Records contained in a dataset
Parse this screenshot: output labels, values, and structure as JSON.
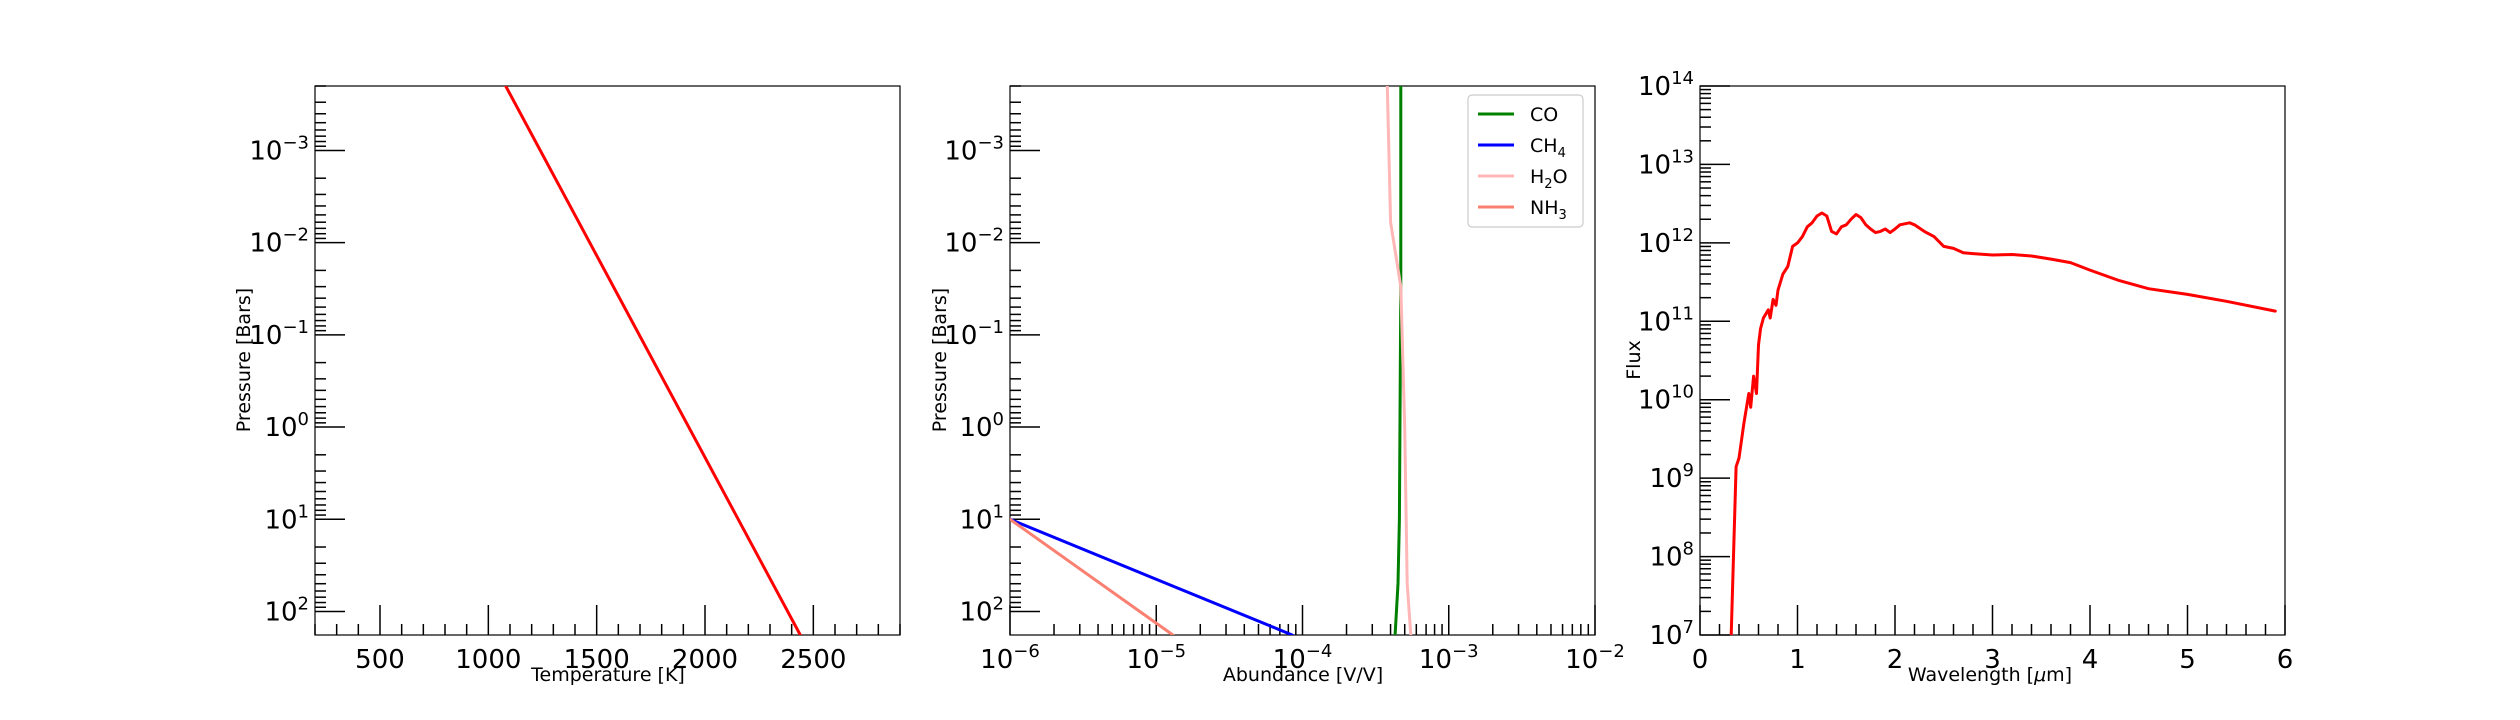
{
  "chart_data": [
    {
      "type": "line",
      "xlabel": "Temperature [K]",
      "ylabel": "Pressure [Bars]",
      "xscale": "linear",
      "yscale": "log",
      "yinverted": true,
      "xlim": [
        200,
        2900
      ],
      "ylim": [
        180,
        0.0002
      ],
      "xticks": [
        500,
        1000,
        1500,
        2000,
        2500
      ],
      "xtick_labels": [
        "500",
        "1000",
        "1500",
        "2000",
        "2500"
      ],
      "yticks_exp": [
        -3,
        -2,
        -1,
        0,
        1,
        2
      ],
      "series": [
        {
          "color": "#ff0000",
          "x": [
            1080,
            2440
          ],
          "y": [
            0.0002,
            180
          ]
        }
      ]
    },
    {
      "type": "line",
      "xlabel": "Abundance [V/V]",
      "ylabel": "Pressure [Bars]",
      "xscale": "log",
      "yscale": "log",
      "yinverted": true,
      "xlim": [
        1e-06,
        0.01
      ],
      "ylim": [
        180,
        0.0002
      ],
      "xticks_exp": [
        -6,
        -5,
        -4,
        -3,
        -2
      ],
      "yticks_exp": [
        -3,
        -2,
        -1,
        0,
        1,
        2
      ],
      "legend": {
        "placement": "top-right"
      },
      "series": [
        {
          "name": "CO",
          "color": "#008000",
          "x": [
            0.00047,
            0.00047,
            0.00046,
            0.00045,
            0.00043
          ],
          "y": [
            0.0002,
            0.03,
            10,
            50,
            180
          ]
        },
        {
          "name": "CH4",
          "color": "#0000ff",
          "x": [
            1e-06,
            8.5e-05
          ],
          "y": [
            10,
            180
          ]
        },
        {
          "name": "H2O",
          "color": "#ffb6b6",
          "x": [
            0.00038,
            0.0004,
            0.00047,
            0.0005,
            0.00052,
            0.00055
          ],
          "y": [
            0.0002,
            0.006,
            0.03,
            1,
            50,
            180
          ]
        },
        {
          "name": "NH3",
          "color": "#fa8072",
          "x": [
            1e-06,
            1.3e-05
          ],
          "y": [
            10,
            180
          ]
        }
      ]
    },
    {
      "type": "line",
      "xlabel": "Wavelength [μm]",
      "ylabel": "Flux",
      "xscale": "linear",
      "yscale": "log",
      "xlim": [
        0,
        6
      ],
      "ylim": [
        10000000.0,
        100000000000000.0
      ],
      "xticks": [
        0,
        1,
        2,
        3,
        4,
        5,
        6
      ],
      "xtick_labels": [
        "0",
        "1",
        "2",
        "3",
        "4",
        "5",
        "6"
      ],
      "yticks_exp": [
        7,
        8,
        9,
        10,
        11,
        12,
        13,
        14
      ],
      "series": [
        {
          "color": "#ff0000",
          "x": [
            0.32,
            0.37,
            0.4,
            0.45,
            0.5,
            0.52,
            0.55,
            0.58,
            0.6,
            0.62,
            0.65,
            0.7,
            0.72,
            0.75,
            0.78,
            0.8,
            0.85,
            0.9,
            0.95,
            1.0,
            1.05,
            1.1,
            1.15,
            1.2,
            1.25,
            1.3,
            1.35,
            1.4,
            1.45,
            1.5,
            1.55,
            1.6,
            1.65,
            1.7,
            1.75,
            1.8,
            1.85,
            1.9,
            1.95,
            2.0,
            2.05,
            2.1,
            2.15,
            2.2,
            2.3,
            2.4,
            2.5,
            2.6,
            2.7,
            2.8,
            3.0,
            3.2,
            3.4,
            3.6,
            3.8,
            4.0,
            4.3,
            4.6,
            5.0,
            5.4,
            5.9
          ],
          "y": [
            10000000.0,
            1400000000.0,
            1800000000.0,
            5000000000.0,
            12000000000.0,
            8000000000.0,
            20000000000.0,
            12000000000.0,
            50000000000.0,
            80000000000.0,
            110000000000.0,
            140000000000.0,
            110000000000.0,
            190000000000.0,
            160000000000.0,
            250000000000.0,
            400000000000.0,
            500000000000.0,
            900000000000.0,
            1000000000000.0,
            1200000000000.0,
            1600000000000.0,
            1800000000000.0,
            2200000000000.0,
            2400000000000.0,
            2200000000000.0,
            1400000000000.0,
            1300000000000.0,
            1600000000000.0,
            1700000000000.0,
            2000000000000.0,
            2300000000000.0,
            2100000000000.0,
            1700000000000.0,
            1500000000000.0,
            1350000000000.0,
            1400000000000.0,
            1500000000000.0,
            1350000000000.0,
            1500000000000.0,
            1700000000000.0,
            1750000000000.0,
            1800000000000.0,
            1700000000000.0,
            1400000000000.0,
            1200000000000.0,
            900000000000.0,
            850000000000.0,
            750000000000.0,
            730000000000.0,
            700000000000.0,
            710000000000.0,
            680000000000.0,
            620000000000.0,
            560000000000.0,
            450000000000.0,
            330000000000.0,
            260000000000.0,
            220000000000.0,
            180000000000.0,
            135000000000.0
          ]
        }
      ]
    }
  ]
}
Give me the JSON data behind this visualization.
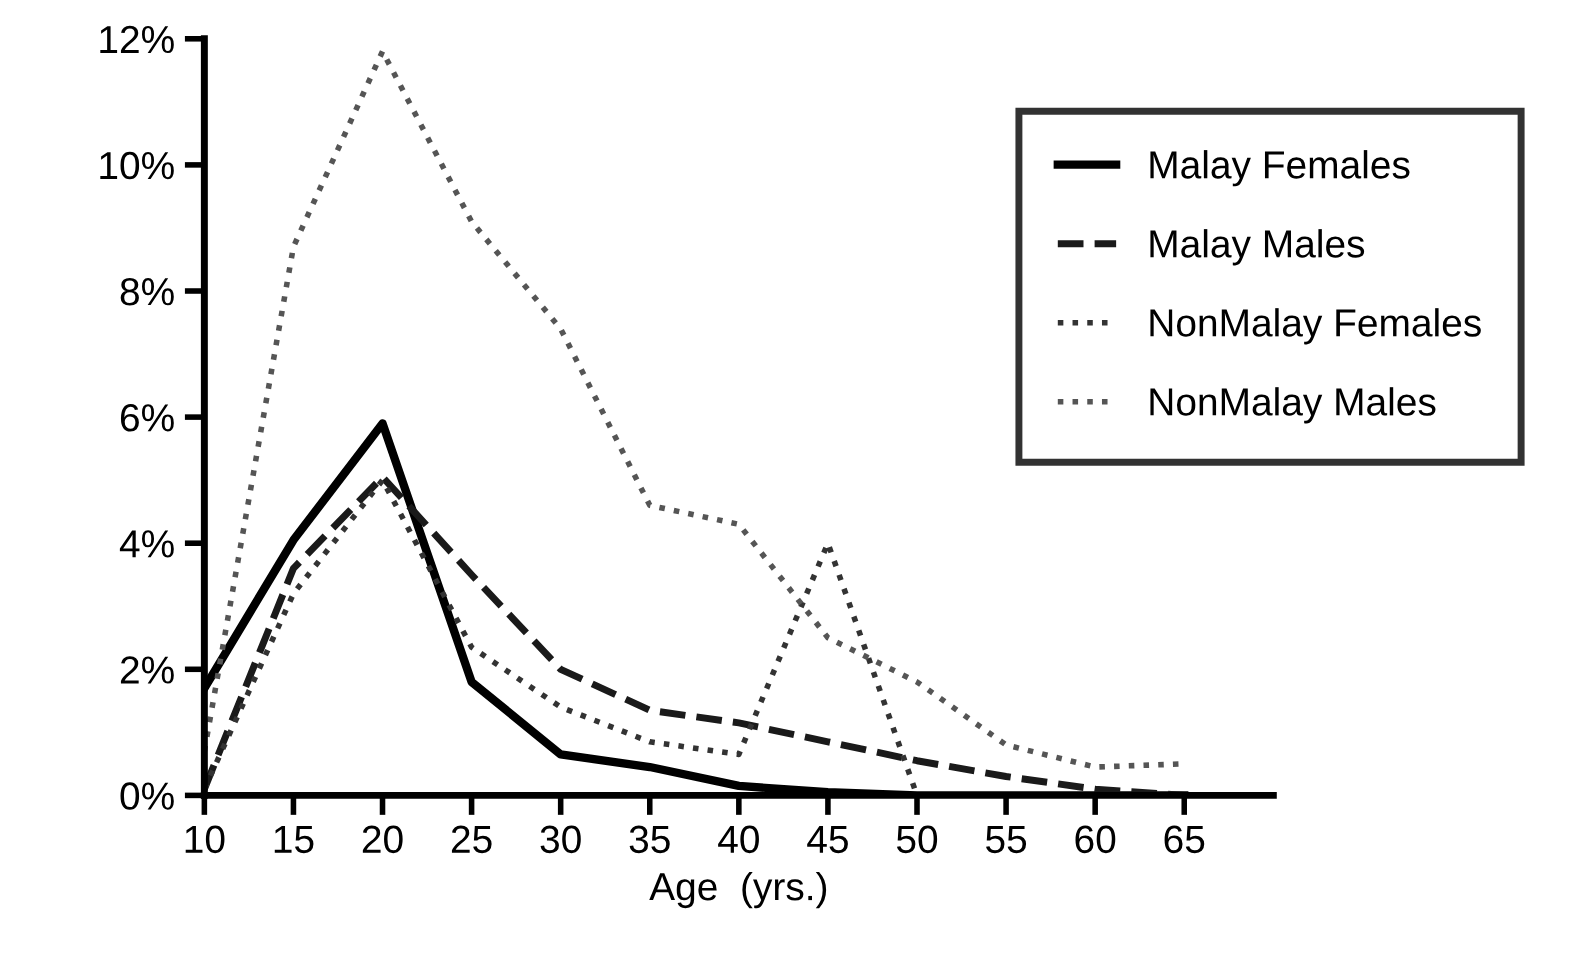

▶ **CHALLENGE**: Write out every record above exactly as it stands, but leave out the pictures.

▶ **ANSWER TO THE TASK**:
Parse this screenshot: output labels, values, and structure as JSON.
{
  "chart_data": [
    {
      "type": "line",
      "xlabel": "Temperature [K]",
      "ylabel": "Pressure [Bars]",
      "xscale": "linear",
      "yscale": "log",
      "yinverted": true,
      "xlim": [
        200,
        2900
      ],
      "ylim": [
        180,
        0.0002
      ],
      "xticks": [
        500,
        1000,
        1500,
        2000,
        2500
      ],
      "xtick_labels": [
        "500",
        "1000",
        "1500",
        "2000",
        "2500"
      ],
      "yticks_exp": [
        -3,
        -2,
        -1,
        0,
        1,
        2
      ],
      "series": [
        {
          "color": "#ff0000",
          "x": [
            1080,
            2440
          ],
          "y": [
            0.0002,
            180
          ]
        }
      ]
    },
    {
      "type": "line",
      "xlabel": "Abundance [V/V]",
      "ylabel": "Pressure [Bars]",
      "xscale": "log",
      "yscale": "log",
      "yinverted": true,
      "xlim": [
        1e-06,
        0.01
      ],
      "ylim": [
        180,
        0.0002
      ],
      "xticks_exp": [
        -6,
        -5,
        -4,
        -3,
        -2
      ],
      "yticks_exp": [
        -3,
        -2,
        -1,
        0,
        1,
        2
      ],
      "legend": {
        "placement": "top-right"
      },
      "series": [
        {
          "name": "CO",
          "color": "#008000",
          "x": [
            0.00047,
            0.00047,
            0.00046,
            0.00045,
            0.00043
          ],
          "y": [
            0.0002,
            0.03,
            10,
            50,
            180
          ]
        },
        {
          "name": "CH4",
          "color": "#0000ff",
          "x": [
            1e-06,
            8.5e-05
          ],
          "y": [
            10,
            180
          ]
        },
        {
          "name": "H2O",
          "color": "#ffb6b6",
          "x": [
            0.00038,
            0.0004,
            0.00047,
            0.0005,
            0.00052,
            0.00055
          ],
          "y": [
            0.0002,
            0.006,
            0.03,
            1,
            50,
            180
          ]
        },
        {
          "name": "NH3",
          "color": "#fa8072",
          "x": [
            1e-06,
            1.3e-05
          ],
          "y": [
            10,
            180
          ]
        }
      ]
    },
    {
      "type": "line",
      "xlabel": "Wavelength [μm]",
      "ylabel": "Flux",
      "xscale": "linear",
      "yscale": "log",
      "xlim": [
        0,
        6
      ],
      "ylim": [
        10000000.0,
        100000000000000.0
      ],
      "xticks": [
        0,
        1,
        2,
        3,
        4,
        5,
        6
      ],
      "xtick_labels": [
        "0",
        "1",
        "2",
        "3",
        "4",
        "5",
        "6"
      ],
      "yticks_exp": [
        7,
        8,
        9,
        10,
        11,
        12,
        13,
        14
      ],
      "series": [
        {
          "color": "#ff0000",
          "x": [
            0.32,
            0.37,
            0.4,
            0.45,
            0.5,
            0.52,
            0.55,
            0.58,
            0.6,
            0.62,
            0.65,
            0.7,
            0.72,
            0.75,
            0.78,
            0.8,
            0.85,
            0.9,
            0.95,
            1.0,
            1.05,
            1.1,
            1.15,
            1.2,
            1.25,
            1.3,
            1.35,
            1.4,
            1.45,
            1.5,
            1.55,
            1.6,
            1.65,
            1.7,
            1.75,
            1.8,
            1.85,
            1.9,
            1.95,
            2.0,
            2.05,
            2.1,
            2.15,
            2.2,
            2.3,
            2.4,
            2.5,
            2.6,
            2.7,
            2.8,
            3.0,
            3.2,
            3.4,
            3.6,
            3.8,
            4.0,
            4.3,
            4.6,
            5.0,
            5.4,
            5.9
          ],
          "y": [
            10000000.0,
            1400000000.0,
            1800000000.0,
            5000000000.0,
            12000000000.0,
            8000000000.0,
            20000000000.0,
            12000000000.0,
            50000000000.0,
            80000000000.0,
            110000000000.0,
            140000000000.0,
            110000000000.0,
            190000000000.0,
            160000000000.0,
            250000000000.0,
            400000000000.0,
            500000000000.0,
            900000000000.0,
            1000000000000.0,
            1200000000000.0,
            1600000000000.0,
            1800000000000.0,
            2200000000000.0,
            2400000000000.0,
            2200000000000.0,
            1400000000000.0,
            1300000000000.0,
            1600000000000.0,
            1700000000000.0,
            2000000000000.0,
            2300000000000.0,
            2100000000000.0,
            1700000000000.0,
            1500000000000.0,
            1350000000000.0,
            1400000000000.0,
            1500000000000.0,
            1350000000000.0,
            1500000000000.0,
            1700000000000.0,
            1750000000000.0,
            1800000000000.0,
            1700000000000.0,
            1400000000000.0,
            1200000000000.0,
            900000000000.0,
            850000000000.0,
            750000000000.0,
            730000000000.0,
            700000000000.0,
            710000000000.0,
            680000000000.0,
            620000000000.0,
            560000000000.0,
            450000000000.0,
            330000000000.0,
            260000000000.0,
            220000000000.0,
            180000000000.0,
            135000000000.0
          ]
        }
      ]
    }
  ]
}
Give me the JSON data behind this visualization.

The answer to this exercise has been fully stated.